| WHAT THE TASK REQUIRES |
Write the material out again in full, exactly.

○ ○ ○

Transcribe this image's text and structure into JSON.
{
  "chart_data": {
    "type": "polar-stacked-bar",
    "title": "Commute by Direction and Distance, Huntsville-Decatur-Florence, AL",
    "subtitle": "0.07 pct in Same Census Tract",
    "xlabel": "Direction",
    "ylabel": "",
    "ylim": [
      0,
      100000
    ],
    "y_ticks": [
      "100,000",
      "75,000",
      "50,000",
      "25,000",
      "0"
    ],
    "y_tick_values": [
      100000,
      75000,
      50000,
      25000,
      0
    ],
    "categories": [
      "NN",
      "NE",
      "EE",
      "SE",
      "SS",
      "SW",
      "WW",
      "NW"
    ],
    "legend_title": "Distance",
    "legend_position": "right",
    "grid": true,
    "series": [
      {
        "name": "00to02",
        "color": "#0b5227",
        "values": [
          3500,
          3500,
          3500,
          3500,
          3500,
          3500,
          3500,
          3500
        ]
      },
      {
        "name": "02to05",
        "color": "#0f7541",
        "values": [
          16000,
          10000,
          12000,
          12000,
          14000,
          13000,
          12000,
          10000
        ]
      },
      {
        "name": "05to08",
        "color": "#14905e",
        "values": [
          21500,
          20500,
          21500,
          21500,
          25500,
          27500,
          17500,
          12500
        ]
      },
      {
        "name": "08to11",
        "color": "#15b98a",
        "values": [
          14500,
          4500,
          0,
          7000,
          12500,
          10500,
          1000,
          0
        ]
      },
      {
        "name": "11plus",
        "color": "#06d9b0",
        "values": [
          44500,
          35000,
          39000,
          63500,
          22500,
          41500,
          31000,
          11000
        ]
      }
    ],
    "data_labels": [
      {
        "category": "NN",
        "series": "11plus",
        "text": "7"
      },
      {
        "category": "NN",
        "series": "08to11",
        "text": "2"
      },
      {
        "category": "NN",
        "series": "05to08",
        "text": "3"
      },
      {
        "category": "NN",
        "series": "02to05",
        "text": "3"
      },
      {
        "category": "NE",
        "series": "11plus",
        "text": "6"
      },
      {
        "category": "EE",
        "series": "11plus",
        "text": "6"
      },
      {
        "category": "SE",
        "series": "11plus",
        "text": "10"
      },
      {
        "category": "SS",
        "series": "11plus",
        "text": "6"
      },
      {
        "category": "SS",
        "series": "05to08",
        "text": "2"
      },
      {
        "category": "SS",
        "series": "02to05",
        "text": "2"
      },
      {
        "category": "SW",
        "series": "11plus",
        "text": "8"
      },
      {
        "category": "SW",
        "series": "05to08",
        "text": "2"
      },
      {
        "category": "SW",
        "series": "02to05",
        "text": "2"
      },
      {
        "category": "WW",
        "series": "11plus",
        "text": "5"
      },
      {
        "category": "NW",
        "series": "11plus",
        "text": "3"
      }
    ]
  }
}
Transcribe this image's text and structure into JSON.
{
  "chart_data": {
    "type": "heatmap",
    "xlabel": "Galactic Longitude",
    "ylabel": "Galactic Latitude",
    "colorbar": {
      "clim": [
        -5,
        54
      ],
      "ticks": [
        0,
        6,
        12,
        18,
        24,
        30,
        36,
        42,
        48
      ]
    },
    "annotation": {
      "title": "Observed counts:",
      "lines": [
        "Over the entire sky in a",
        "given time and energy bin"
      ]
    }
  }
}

○ ○ ○

| SOLUTION FOR THIS TASK |
Transcribe this image's text and structure into JSON.
{
  "chart_data": {
    "type": "polar-stacked-bar",
    "title": "Commute by Direction and Distance, Huntsville-Decatur-Florence, AL",
    "subtitle": "0.07 pct in Same Census Tract",
    "xlabel": "Direction",
    "ylabel": "",
    "ylim": [
      0,
      100000
    ],
    "y_ticks": [
      "100,000",
      "75,000",
      "50,000",
      "25,000",
      "0"
    ],
    "y_tick_values": [
      100000,
      75000,
      50000,
      25000,
      0
    ],
    "categories": [
      "NN",
      "NE",
      "EE",
      "SE",
      "SS",
      "SW",
      "WW",
      "NW"
    ],
    "legend_title": "Distance",
    "legend_position": "right",
    "grid": true,
    "series": [
      {
        "name": "00to02",
        "color": "#0b5227",
        "values": [
          3500,
          3500,
          3500,
          3500,
          3500,
          3500,
          3500,
          3500
        ]
      },
      {
        "name": "02to05",
        "color": "#0f7541",
        "values": [
          16000,
          10000,
          12000,
          12000,
          14000,
          13000,
          12000,
          10000
        ]
      },
      {
        "name": "05to08",
        "color": "#14905e",
        "values": [
          21500,
          20500,
          21500,
          21500,
          25500,
          27500,
          17500,
          12500
        ]
      },
      {
        "name": "08to11",
        "color": "#15b98a",
        "values": [
          14500,
          4500,
          0,
          7000,
          12500,
          10500,
          1000,
          0
        ]
      },
      {
        "name": "11plus",
        "color": "#06d9b0",
        "values": [
          44500,
          35000,
          39000,
          63500,
          22500,
          41500,
          31000,
          11000
        ]
      }
    ],
    "data_labels": [
      {
        "category": "NN",
        "series": "11plus",
        "text": "7"
      },
      {
        "category": "NN",
        "series": "08to11",
        "text": "2"
      },
      {
        "category": "NN",
        "series": "05to08",
        "text": "3"
      },
      {
        "category": "NN",
        "series": "02to05",
        "text": "3"
      },
      {
        "category": "NE",
        "series": "11plus",
        "text": "6"
      },
      {
        "category": "EE",
        "series": "11plus",
        "text": "6"
      },
      {
        "category": "SE",
        "series": "11plus",
        "text": "10"
      },
      {
        "category": "SS",
        "series": "11plus",
        "text": "6"
      },
      {
        "category": "SS",
        "series": "05to08",
        "text": "2"
      },
      {
        "category": "SS",
        "series": "02to05",
        "text": "2"
      },
      {
        "category": "SW",
        "series": "11plus",
        "text": "8"
      },
      {
        "category": "SW",
        "series": "05to08",
        "text": "2"
      },
      {
        "category": "SW",
        "series": "02to05",
        "text": "2"
      },
      {
        "category": "WW",
        "series": "11plus",
        "text": "5"
      },
      {
        "category": "NW",
        "series": "11plus",
        "text": "3"
      }
    ]
  }
}
Transcribe this image's text and structure into JSON.
{
  "chart_data": {
    "type": "heatmap",
    "xlabel": "Galactic Longitude",
    "ylabel": "Galactic Latitude",
    "colorbar": {
      "clim": [
        -5,
        54
      ],
      "ticks": [
        0,
        6,
        12,
        18,
        24,
        30,
        36,
        42,
        48
      ]
    },
    "annotation": {
      "title": "Observed counts:",
      "lines": [
        "Over the entire sky in a",
        "given time and energy bin"
      ]
    }
  }
}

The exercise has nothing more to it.